*Dataset entries on figures*

— Start —

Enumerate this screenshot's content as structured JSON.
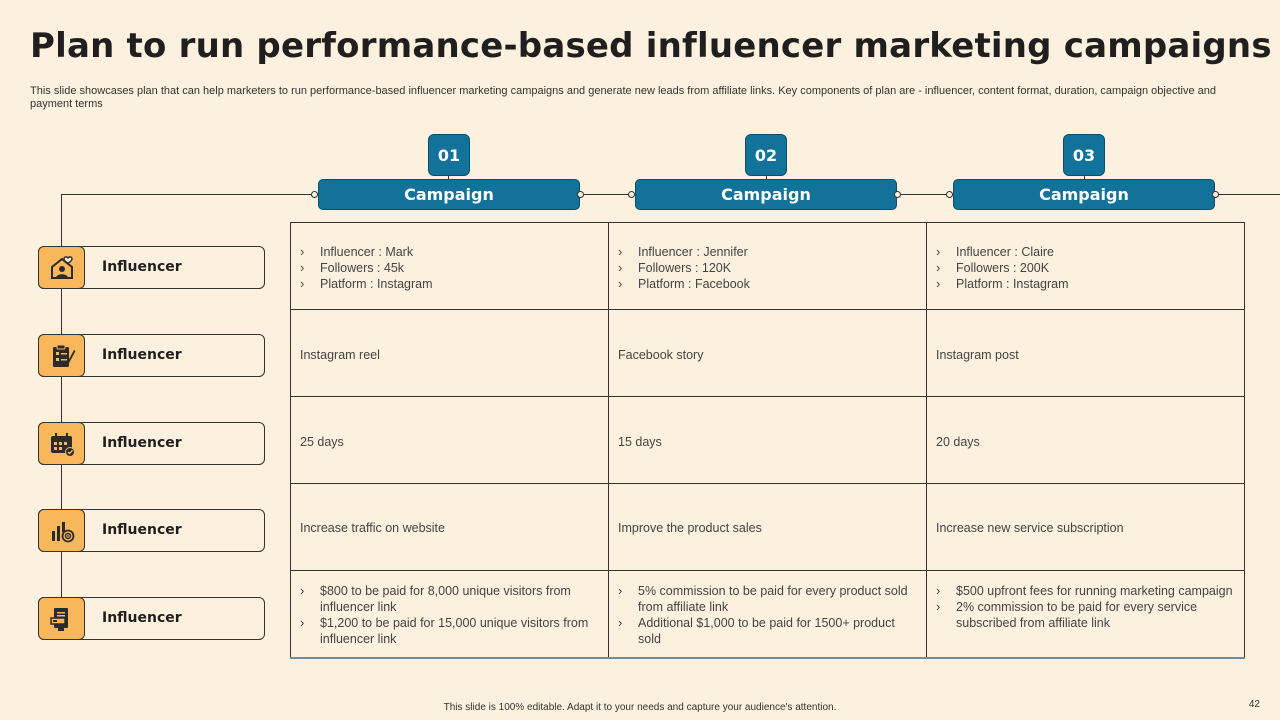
{
  "title": "Plan to run performance-based influencer marketing campaigns",
  "subtitle": "This slide showcases plan that can help marketers to run performance-based influencer marketing campaigns and generate new leads from affiliate links. Key components of plan are - influencer, content format, duration, campaign objective and payment terms",
  "columns": [
    {
      "number": "01",
      "label": "Campaign"
    },
    {
      "number": "02",
      "label": "Campaign"
    },
    {
      "number": "03",
      "label": "Campaign"
    }
  ],
  "rows": [
    {
      "label": "Influencer",
      "icon": "influencer-heart-icon"
    },
    {
      "label": "Influencer",
      "icon": "clipboard-pen-icon"
    },
    {
      "label": "Influencer",
      "icon": "calendar-check-icon"
    },
    {
      "label": "Influencer",
      "icon": "target-chart-icon"
    },
    {
      "label": "Influencer",
      "icon": "payment-document-icon"
    }
  ],
  "cells": {
    "influencer": [
      [
        "Influencer   : Mark",
        "Followers  : 45k",
        "Platform  : Instagram"
      ],
      [
        "Influencer  : Jennifer",
        "Followers  : 120K",
        "Platform  : Facebook"
      ],
      [
        "Influencer  : Claire",
        "Followers  : 200K",
        "Platform  : Instagram"
      ]
    ],
    "format": [
      "Instagram  reel",
      "Facebook  story",
      "Instagram  post"
    ],
    "duration": [
      "25 days",
      "15 days",
      "20 days"
    ],
    "objective": [
      "Increase traffic  on website",
      "Improve  the product sales",
      "Increase new service subscription"
    ],
    "payment": [
      [
        "$800 to be paid for 8,000 unique visitors from influencer link",
        "$1,200 to be paid for 15,000 unique visitors from influencer link"
      ],
      [
        "5% commission to be paid for every product sold from affiliate link",
        "Additional $1,000 to be paid for 1500+ product sold"
      ],
      [
        "$500 upfront fees for running marketing campaign",
        "2% commission to be paid for every service subscribed from affiliate link"
      ]
    ]
  },
  "footer": "This slide is 100% editable. Adapt it to your needs and capture your audience's attention.",
  "page_number": "42",
  "colors": {
    "background": "#fcf0de",
    "accent_blue": "#12729a",
    "icon_orange": "#f7b75a"
  }
}
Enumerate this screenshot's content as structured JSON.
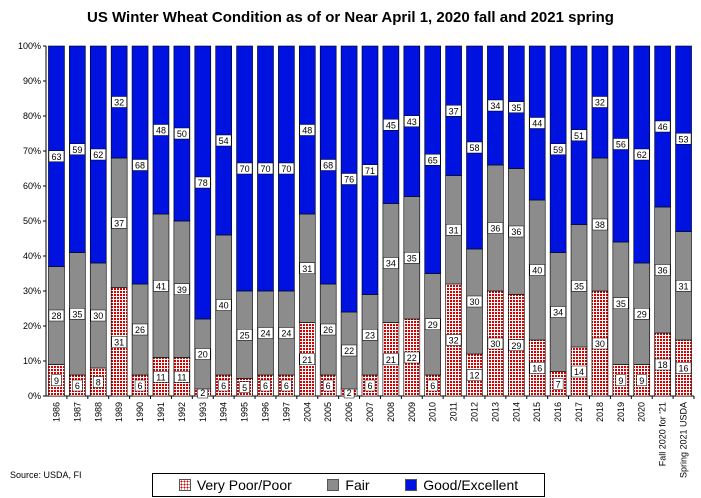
{
  "chart_data": {
    "type": "bar",
    "stacked": true,
    "title": "US Winter Wheat Condition as of or Near April 1, 2020 fall and 2021 spring",
    "source": "Source: USDA, FI",
    "xlabel": "",
    "ylabel": "",
    "ylim": [
      0,
      100
    ],
    "y_ticks": [
      "0%",
      "10%",
      "20%",
      "30%",
      "40%",
      "50%",
      "60%",
      "70%",
      "80%",
      "90%",
      "100%"
    ],
    "grid": false,
    "legend_position": "bottom",
    "categories": [
      "1986",
      "1987",
      "1988",
      "1989",
      "1990",
      "1991",
      "1992",
      "1993",
      "1994",
      "1995",
      "1996",
      "1997",
      "2004",
      "2005",
      "2006",
      "2007",
      "2008",
      "2009",
      "2010",
      "2011",
      "2012",
      "2013",
      "2014",
      "2015",
      "2016",
      "2017",
      "2018",
      "2019",
      "2020",
      "Fall 2020 for '21",
      "Spring 2021 USDA"
    ],
    "series": [
      {
        "name": "Very Poor/Poor",
        "color": "#d40000",
        "pattern": "dots",
        "values": [
          9,
          6,
          8,
          31,
          6,
          11,
          11,
          2,
          6,
          5,
          6,
          6,
          21,
          6,
          2,
          6,
          21,
          22,
          6,
          32,
          12,
          30,
          29,
          16,
          7,
          14,
          30,
          9,
          9,
          18,
          16
        ]
      },
      {
        "name": "Fair",
        "color": "#8c8c8c",
        "values": [
          28,
          35,
          30,
          37,
          26,
          41,
          39,
          20,
          40,
          25,
          24,
          24,
          31,
          26,
          22,
          23,
          34,
          35,
          29,
          31,
          30,
          36,
          36,
          40,
          34,
          35,
          38,
          35,
          29,
          36,
          31
        ]
      },
      {
        "name": "Good/Excellent",
        "color": "#0012e0",
        "values": [
          63,
          59,
          62,
          32,
          68,
          48,
          50,
          78,
          54,
          70,
          70,
          70,
          48,
          68,
          76,
          71,
          45,
          43,
          65,
          37,
          58,
          34,
          35,
          44,
          59,
          51,
          32,
          56,
          62,
          46,
          53
        ]
      }
    ]
  },
  "colors": {
    "poor_dot": "#d40000",
    "poor_bg": "#ffffff",
    "fair": "#8c8c8c",
    "good": "#0012e0",
    "label_box": "#ffffff"
  }
}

— End —

*What is being asked*
Transcribe all the records above word for word, without their images.

*Result of the task*
Enumerate this screenshot's content as structured JSON.
{
  "title": "Plan to run performance-based influencer marketing campaigns",
  "subtitle": "This slide showcases plan that can help marketers to run performance-based influencer marketing campaigns and generate new leads from affiliate links. Key components of plan are - influencer, content format, duration, campaign objective and payment terms",
  "columns": [
    {
      "number": "01",
      "label": "Campaign"
    },
    {
      "number": "02",
      "label": "Campaign"
    },
    {
      "number": "03",
      "label": "Campaign"
    }
  ],
  "rows": [
    {
      "label": "Influencer",
      "icon": "influencer-heart-icon"
    },
    {
      "label": "Influencer",
      "icon": "clipboard-pen-icon"
    },
    {
      "label": "Influencer",
      "icon": "calendar-check-icon"
    },
    {
      "label": "Influencer",
      "icon": "target-chart-icon"
    },
    {
      "label": "Influencer",
      "icon": "payment-document-icon"
    }
  ],
  "cells": {
    "influencer": [
      [
        "Influencer   : Mark",
        "Followers  : 45k",
        "Platform  : Instagram"
      ],
      [
        "Influencer  : Jennifer",
        "Followers  : 120K",
        "Platform  : Facebook"
      ],
      [
        "Influencer  : Claire",
        "Followers  : 200K",
        "Platform  : Instagram"
      ]
    ],
    "format": [
      "Instagram  reel",
      "Facebook  story",
      "Instagram  post"
    ],
    "duration": [
      "25 days",
      "15 days",
      "20 days"
    ],
    "objective": [
      "Increase traffic  on website",
      "Improve  the product sales",
      "Increase new service subscription"
    ],
    "payment": [
      [
        "$800 to be paid for 8,000 unique visitors from influencer link",
        "$1,200 to be paid for 15,000 unique visitors from influencer link"
      ],
      [
        "5% commission to be paid for every product sold from affiliate link",
        "Additional $1,000 to be paid for 1500+ product sold"
      ],
      [
        "$500 upfront fees for running marketing campaign",
        "2% commission to be paid for every service subscribed from affiliate link"
      ]
    ]
  },
  "footer": "This slide is 100% editable. Adapt it to your needs and capture your audience's attention.",
  "page_number": "42",
  "colors": {
    "background": "#fcf0de",
    "accent_blue": "#12729a",
    "icon_orange": "#f7b75a"
  }
}
Enumerate this screenshot's content as structured JSON.
{
  "chart_data": {
    "type": "bar",
    "stacked": true,
    "title": "US Winter Wheat Condition as of or Near April 1, 2020 fall and 2021 spring",
    "source": "Source: USDA, FI",
    "xlabel": "",
    "ylabel": "",
    "ylim": [
      0,
      100
    ],
    "y_ticks": [
      "0%",
      "10%",
      "20%",
      "30%",
      "40%",
      "50%",
      "60%",
      "70%",
      "80%",
      "90%",
      "100%"
    ],
    "grid": false,
    "legend_position": "bottom",
    "categories": [
      "1986",
      "1987",
      "1988",
      "1989",
      "1990",
      "1991",
      "1992",
      "1993",
      "1994",
      "1995",
      "1996",
      "1997",
      "2004",
      "2005",
      "2006",
      "2007",
      "2008",
      "2009",
      "2010",
      "2011",
      "2012",
      "2013",
      "2014",
      "2015",
      "2016",
      "2017",
      "2018",
      "2019",
      "2020",
      "Fall 2020 for '21",
      "Spring 2021 USDA"
    ],
    "series": [
      {
        "name": "Very Poor/Poor",
        "color": "#d40000",
        "pattern": "dots",
        "values": [
          9,
          6,
          8,
          31,
          6,
          11,
          11,
          2,
          6,
          5,
          6,
          6,
          21,
          6,
          2,
          6,
          21,
          22,
          6,
          32,
          12,
          30,
          29,
          16,
          7,
          14,
          30,
          9,
          9,
          18,
          16
        ]
      },
      {
        "name": "Fair",
        "color": "#8c8c8c",
        "values": [
          28,
          35,
          30,
          37,
          26,
          41,
          39,
          20,
          40,
          25,
          24,
          24,
          31,
          26,
          22,
          23,
          34,
          35,
          29,
          31,
          30,
          36,
          36,
          40,
          34,
          35,
          38,
          35,
          29,
          36,
          31
        ]
      },
      {
        "name": "Good/Excellent",
        "color": "#0012e0",
        "values": [
          63,
          59,
          62,
          32,
          68,
          48,
          50,
          78,
          54,
          70,
          70,
          70,
          48,
          68,
          76,
          71,
          45,
          43,
          65,
          37,
          58,
          34,
          35,
          44,
          59,
          51,
          32,
          56,
          62,
          46,
          53
        ]
      }
    ]
  },
  "colors": {
    "poor_dot": "#d40000",
    "poor_bg": "#ffffff",
    "fair": "#8c8c8c",
    "good": "#0012e0",
    "label_box": "#ffffff"
  }
}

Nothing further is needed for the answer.